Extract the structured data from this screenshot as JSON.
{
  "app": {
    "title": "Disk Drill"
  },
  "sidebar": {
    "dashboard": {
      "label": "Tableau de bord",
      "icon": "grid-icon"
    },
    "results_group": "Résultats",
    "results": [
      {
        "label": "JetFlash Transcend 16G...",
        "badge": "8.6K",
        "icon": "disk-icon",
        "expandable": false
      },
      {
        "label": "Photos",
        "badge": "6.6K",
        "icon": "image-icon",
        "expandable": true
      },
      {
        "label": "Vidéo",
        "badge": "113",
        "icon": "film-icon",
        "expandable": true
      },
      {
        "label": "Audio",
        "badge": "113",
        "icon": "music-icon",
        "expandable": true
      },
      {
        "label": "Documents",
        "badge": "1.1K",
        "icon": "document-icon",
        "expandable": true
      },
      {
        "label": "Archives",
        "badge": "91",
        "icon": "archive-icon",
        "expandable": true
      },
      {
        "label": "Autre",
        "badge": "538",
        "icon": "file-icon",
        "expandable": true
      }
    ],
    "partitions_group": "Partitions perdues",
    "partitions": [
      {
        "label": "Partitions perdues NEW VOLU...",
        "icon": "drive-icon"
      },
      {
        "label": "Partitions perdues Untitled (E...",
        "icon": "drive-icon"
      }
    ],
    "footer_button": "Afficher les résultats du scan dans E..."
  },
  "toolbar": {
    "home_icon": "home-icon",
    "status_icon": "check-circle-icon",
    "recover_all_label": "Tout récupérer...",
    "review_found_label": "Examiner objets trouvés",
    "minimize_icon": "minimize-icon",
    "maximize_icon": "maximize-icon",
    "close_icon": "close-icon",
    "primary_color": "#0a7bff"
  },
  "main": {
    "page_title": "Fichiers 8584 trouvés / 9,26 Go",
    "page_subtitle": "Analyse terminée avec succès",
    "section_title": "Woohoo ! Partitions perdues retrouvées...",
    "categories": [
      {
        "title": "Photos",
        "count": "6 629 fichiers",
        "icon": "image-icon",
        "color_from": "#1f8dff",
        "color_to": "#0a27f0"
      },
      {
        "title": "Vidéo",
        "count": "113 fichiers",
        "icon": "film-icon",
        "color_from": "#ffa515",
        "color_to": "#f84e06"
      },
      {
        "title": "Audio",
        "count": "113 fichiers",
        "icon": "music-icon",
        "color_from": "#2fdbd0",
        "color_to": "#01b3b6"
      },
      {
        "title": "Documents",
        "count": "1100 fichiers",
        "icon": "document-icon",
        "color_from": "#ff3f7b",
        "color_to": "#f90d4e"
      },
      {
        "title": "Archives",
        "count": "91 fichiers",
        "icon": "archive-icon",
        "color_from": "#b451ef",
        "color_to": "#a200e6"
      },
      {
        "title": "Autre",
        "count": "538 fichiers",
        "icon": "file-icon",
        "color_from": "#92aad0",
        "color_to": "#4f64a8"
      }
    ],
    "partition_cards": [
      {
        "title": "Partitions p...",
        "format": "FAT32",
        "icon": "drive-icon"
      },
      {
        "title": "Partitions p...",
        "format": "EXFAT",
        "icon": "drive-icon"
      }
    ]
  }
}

* * * *

## What to do
Your task is to pick out every line with the string "badge" and copy it.

## Finished task
        "badge": "8.6K",
        "badge": "6.6K",
        "badge": "113",
        "badge": "113",
        "badge": "1.1K",
        "badge": "91",
        "badge": "538",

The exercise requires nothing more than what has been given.